• **PROBLEM TO SOLVE**: Quote all of the data below exactly, please.

• **ENTRIES SUPPLIED**:
/---
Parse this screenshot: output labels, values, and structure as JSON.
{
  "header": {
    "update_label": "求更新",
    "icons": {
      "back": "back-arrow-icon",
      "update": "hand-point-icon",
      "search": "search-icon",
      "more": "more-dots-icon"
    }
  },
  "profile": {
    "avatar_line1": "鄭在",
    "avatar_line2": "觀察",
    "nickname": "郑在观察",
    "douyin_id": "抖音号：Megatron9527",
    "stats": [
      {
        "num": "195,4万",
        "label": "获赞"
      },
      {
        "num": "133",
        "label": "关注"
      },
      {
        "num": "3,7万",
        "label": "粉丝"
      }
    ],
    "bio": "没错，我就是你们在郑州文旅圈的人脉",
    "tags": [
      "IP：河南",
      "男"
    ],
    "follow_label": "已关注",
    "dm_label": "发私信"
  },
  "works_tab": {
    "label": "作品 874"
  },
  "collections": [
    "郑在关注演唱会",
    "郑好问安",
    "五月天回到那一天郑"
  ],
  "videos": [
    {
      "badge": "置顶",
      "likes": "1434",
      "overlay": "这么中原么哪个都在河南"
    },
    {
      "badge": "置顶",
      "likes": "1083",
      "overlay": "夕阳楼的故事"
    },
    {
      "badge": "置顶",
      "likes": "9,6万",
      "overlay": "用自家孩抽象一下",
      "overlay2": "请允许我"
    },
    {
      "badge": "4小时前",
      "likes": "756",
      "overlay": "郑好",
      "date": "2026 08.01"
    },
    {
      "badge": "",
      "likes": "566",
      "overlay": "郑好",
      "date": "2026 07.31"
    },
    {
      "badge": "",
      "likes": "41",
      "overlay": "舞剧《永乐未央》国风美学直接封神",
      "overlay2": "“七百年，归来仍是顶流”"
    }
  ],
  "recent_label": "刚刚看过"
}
\---
• **TASK RESPONSE**:
Parse this screenshot: output labels, values, and structure as JSON.
{
  "header": {
    "update_label": "求更新",
    "icons": {
      "back": "back-arrow-icon",
      "update": "hand-point-icon",
      "search": "search-icon",
      "more": "more-dots-icon"
    }
  },
  "profile": {
    "avatar_line1": "鄭在",
    "avatar_line2": "觀察",
    "nickname": "郑在观察",
    "douyin_id": "抖音号：Megatron9527",
    "stats": [
      {
        "num": "195,4万",
        "label": "获赞"
      },
      {
        "num": "133",
        "label": "关注"
      },
      {
        "num": "3,7万",
        "label": "粉丝"
      }
    ],
    "bio": "没错，我就是你们在郑州文旅圈的人脉",
    "tags": [
      "IP：河南",
      "男"
    ],
    "follow_label": "已关注",
    "dm_label": "发私信"
  },
  "works_tab": {
    "label": "作品 874"
  },
  "collections": [
    "郑在关注演唱会",
    "郑好问安",
    "五月天回到那一天郑"
  ],
  "videos": [
    {
      "badge": "置顶",
      "likes": "1434",
      "overlay": "这么中原么哪个都在河南"
    },
    {
      "badge": "置顶",
      "likes": "1083",
      "overlay": "夕阳楼的故事"
    },
    {
      "badge": "置顶",
      "likes": "9,6万",
      "overlay": "用自家孩抽象一下",
      "overlay2": "请允许我"
    },
    {
      "badge": "4小时前",
      "likes": "756",
      "overlay": "郑好",
      "date": "2026 08.01"
    },
    {
      "badge": "",
      "likes": "566",
      "overlay": "郑好",
      "date": "2026 07.31"
    },
    {
      "badge": "",
      "likes": "41",
      "overlay": "舞剧《永乐未央》国风美学直接封神",
      "overlay2": "“七百年，归来仍是顶流”"
    }
  ],
  "recent_label": "刚刚看过"
}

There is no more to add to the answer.